WHAT IS ASKED
Can you find the lines of the listing that include "Western" and copy every one?

== DATA SUPPLIED ==

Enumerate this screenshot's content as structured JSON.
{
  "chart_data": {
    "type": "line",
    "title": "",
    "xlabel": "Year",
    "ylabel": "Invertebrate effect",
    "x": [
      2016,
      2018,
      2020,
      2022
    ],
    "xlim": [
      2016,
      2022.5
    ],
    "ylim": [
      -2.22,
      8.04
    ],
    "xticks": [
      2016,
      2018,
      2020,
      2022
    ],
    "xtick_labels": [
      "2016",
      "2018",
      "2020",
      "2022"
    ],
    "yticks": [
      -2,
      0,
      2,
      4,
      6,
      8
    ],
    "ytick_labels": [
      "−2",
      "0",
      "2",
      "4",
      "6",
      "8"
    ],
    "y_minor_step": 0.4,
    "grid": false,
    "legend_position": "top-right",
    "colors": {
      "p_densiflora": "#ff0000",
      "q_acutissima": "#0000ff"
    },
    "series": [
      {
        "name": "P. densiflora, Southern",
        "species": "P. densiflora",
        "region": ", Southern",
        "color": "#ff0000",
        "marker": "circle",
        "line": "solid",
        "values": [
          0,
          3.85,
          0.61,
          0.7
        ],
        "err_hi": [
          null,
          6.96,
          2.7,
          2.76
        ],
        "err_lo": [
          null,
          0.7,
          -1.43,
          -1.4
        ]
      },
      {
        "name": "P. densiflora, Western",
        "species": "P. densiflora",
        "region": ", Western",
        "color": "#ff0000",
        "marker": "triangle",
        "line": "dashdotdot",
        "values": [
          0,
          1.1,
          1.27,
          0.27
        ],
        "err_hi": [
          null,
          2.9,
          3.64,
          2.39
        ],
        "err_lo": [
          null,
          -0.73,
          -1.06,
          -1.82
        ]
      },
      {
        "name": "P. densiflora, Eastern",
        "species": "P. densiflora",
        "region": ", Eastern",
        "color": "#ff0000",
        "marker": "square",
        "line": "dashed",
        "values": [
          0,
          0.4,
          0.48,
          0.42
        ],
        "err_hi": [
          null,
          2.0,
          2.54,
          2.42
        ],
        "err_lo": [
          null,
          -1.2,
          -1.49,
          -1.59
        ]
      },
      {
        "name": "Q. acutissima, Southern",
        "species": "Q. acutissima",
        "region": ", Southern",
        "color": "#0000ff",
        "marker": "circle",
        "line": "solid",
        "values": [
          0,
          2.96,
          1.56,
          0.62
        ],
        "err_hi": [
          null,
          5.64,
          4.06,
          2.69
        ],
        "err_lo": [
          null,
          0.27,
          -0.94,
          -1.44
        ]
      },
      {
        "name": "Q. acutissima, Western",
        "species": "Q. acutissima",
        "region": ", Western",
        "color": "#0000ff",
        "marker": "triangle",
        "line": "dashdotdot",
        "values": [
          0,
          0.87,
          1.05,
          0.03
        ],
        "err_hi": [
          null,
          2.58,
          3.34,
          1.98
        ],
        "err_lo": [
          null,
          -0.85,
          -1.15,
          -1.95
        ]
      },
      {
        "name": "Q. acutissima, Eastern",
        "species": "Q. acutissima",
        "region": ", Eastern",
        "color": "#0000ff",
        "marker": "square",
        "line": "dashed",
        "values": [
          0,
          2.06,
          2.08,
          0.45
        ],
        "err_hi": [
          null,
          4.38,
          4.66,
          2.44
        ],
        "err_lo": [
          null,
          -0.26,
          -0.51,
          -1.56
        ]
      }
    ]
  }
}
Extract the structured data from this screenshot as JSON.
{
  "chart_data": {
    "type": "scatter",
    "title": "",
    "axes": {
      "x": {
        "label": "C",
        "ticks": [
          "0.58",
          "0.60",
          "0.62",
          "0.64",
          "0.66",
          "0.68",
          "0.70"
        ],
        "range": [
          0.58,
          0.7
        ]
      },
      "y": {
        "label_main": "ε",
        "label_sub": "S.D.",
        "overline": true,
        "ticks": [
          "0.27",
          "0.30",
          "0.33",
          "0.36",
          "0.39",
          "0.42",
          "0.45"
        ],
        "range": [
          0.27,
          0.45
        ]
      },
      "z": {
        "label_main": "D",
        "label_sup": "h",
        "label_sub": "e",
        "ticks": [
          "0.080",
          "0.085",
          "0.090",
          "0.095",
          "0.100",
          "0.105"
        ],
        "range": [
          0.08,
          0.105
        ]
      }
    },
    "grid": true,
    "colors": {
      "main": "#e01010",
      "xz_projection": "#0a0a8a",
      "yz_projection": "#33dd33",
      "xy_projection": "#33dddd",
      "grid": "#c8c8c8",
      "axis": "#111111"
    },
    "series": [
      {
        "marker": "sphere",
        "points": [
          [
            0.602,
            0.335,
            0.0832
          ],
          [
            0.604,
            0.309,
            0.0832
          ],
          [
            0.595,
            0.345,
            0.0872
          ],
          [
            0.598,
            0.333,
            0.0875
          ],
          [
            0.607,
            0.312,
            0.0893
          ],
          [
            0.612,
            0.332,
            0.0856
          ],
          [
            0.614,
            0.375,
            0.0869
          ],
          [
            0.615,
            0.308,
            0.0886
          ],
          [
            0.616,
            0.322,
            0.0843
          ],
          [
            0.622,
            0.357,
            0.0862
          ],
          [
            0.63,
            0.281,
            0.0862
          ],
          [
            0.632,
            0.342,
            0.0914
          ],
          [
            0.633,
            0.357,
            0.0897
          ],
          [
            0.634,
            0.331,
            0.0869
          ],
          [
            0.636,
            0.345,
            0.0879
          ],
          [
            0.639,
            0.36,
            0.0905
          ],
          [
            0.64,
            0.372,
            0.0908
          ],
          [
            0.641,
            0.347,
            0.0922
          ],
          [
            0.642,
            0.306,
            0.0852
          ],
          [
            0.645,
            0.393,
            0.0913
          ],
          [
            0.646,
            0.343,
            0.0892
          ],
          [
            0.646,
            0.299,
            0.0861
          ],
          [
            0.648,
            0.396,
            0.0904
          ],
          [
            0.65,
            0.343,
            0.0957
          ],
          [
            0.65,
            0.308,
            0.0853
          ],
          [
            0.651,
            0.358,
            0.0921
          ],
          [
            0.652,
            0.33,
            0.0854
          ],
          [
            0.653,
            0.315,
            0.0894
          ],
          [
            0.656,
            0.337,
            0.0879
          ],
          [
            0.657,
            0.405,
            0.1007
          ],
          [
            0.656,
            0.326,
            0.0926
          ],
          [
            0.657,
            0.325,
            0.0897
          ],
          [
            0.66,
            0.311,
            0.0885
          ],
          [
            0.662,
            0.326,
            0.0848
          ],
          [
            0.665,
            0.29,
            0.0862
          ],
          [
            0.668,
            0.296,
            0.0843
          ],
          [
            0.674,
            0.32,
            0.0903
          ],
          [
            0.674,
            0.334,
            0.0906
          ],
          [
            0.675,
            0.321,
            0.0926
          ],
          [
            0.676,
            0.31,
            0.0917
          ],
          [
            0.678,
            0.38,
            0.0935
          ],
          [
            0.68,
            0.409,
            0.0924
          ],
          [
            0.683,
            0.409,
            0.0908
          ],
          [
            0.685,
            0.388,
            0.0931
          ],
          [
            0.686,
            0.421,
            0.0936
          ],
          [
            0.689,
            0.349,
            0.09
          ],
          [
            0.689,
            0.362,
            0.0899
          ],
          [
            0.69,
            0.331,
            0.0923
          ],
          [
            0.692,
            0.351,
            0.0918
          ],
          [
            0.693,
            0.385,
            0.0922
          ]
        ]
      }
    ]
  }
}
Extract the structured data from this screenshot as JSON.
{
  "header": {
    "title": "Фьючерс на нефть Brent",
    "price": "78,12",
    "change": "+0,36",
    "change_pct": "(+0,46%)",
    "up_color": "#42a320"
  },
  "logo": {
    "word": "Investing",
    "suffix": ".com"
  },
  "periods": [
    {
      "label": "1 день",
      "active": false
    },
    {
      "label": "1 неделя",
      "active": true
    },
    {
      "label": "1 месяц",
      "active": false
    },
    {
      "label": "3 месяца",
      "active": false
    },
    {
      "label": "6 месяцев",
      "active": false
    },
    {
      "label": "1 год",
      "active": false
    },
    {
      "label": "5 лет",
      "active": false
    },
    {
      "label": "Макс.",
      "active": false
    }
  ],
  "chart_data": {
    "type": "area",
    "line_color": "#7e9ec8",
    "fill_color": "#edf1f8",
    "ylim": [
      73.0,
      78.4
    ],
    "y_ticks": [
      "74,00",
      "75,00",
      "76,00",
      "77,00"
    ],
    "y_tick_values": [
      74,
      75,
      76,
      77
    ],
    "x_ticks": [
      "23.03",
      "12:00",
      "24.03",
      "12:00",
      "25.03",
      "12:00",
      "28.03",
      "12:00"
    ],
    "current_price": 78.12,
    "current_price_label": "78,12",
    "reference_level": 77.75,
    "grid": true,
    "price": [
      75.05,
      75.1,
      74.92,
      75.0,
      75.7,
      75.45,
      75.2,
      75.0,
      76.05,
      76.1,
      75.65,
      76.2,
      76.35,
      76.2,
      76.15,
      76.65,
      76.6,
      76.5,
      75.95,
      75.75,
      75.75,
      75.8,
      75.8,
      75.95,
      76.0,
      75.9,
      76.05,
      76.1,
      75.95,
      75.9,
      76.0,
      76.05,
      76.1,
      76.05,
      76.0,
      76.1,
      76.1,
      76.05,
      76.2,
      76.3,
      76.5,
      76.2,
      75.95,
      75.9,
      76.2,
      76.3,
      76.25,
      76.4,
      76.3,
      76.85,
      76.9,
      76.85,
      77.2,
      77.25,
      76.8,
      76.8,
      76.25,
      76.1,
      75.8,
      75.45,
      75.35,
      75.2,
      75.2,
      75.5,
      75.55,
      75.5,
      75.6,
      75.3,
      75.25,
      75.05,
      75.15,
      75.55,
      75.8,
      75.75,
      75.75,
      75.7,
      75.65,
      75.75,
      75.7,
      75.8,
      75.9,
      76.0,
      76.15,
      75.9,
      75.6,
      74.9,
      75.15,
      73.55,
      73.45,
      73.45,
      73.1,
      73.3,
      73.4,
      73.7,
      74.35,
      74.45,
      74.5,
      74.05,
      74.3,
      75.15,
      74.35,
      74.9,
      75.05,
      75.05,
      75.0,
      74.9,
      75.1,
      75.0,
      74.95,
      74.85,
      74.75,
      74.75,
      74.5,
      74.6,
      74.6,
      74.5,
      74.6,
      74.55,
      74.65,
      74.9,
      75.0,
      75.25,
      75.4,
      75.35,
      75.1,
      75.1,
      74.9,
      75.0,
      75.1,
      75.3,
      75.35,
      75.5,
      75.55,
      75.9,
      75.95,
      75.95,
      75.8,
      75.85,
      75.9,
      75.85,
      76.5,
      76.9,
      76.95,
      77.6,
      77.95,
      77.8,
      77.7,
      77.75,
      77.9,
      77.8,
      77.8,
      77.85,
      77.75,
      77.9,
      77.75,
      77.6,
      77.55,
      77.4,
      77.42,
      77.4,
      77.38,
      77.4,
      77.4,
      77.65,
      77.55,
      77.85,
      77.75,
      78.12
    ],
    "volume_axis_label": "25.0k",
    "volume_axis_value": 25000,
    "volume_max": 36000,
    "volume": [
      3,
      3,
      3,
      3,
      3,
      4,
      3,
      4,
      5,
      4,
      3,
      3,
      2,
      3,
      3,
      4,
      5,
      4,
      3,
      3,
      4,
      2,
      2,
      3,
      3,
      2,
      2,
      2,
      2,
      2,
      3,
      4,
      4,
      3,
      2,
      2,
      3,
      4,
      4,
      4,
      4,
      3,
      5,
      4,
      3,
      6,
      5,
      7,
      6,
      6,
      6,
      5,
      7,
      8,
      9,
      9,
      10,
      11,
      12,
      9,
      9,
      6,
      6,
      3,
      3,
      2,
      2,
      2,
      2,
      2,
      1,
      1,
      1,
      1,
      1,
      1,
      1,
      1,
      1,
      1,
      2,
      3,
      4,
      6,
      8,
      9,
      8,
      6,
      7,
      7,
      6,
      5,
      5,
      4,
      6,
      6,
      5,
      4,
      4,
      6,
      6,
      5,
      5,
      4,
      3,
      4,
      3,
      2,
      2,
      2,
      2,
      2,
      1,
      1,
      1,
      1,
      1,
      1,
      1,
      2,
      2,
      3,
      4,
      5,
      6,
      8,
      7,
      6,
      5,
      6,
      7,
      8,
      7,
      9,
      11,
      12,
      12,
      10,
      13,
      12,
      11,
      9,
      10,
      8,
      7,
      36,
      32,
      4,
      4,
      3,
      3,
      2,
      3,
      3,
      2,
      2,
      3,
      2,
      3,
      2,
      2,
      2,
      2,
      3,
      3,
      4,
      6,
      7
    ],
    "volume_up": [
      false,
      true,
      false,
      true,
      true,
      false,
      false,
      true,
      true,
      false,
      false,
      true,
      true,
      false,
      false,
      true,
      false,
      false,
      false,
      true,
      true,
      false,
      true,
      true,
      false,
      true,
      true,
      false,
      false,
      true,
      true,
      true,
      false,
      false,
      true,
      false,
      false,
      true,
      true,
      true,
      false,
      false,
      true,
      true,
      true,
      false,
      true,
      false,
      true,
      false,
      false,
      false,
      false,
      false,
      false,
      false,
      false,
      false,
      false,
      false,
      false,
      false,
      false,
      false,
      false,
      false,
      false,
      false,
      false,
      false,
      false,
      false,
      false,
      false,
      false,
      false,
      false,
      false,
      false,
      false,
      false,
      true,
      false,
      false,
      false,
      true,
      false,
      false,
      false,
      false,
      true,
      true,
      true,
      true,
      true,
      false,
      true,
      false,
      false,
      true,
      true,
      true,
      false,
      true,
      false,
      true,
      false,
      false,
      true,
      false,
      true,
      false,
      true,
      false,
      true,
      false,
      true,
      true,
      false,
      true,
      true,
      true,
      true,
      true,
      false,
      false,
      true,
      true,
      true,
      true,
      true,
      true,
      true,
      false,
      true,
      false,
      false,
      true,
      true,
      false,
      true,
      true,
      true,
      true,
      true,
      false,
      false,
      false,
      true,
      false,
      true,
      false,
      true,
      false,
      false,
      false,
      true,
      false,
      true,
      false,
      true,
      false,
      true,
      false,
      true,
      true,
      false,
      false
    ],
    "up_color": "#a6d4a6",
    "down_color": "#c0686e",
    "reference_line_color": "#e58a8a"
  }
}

===

TASK RESPONSE
        "name": "P. densiflora, Western",
        "region": ", Western",
        "name": "Q. acutissima, Western",
        "region": ", Western",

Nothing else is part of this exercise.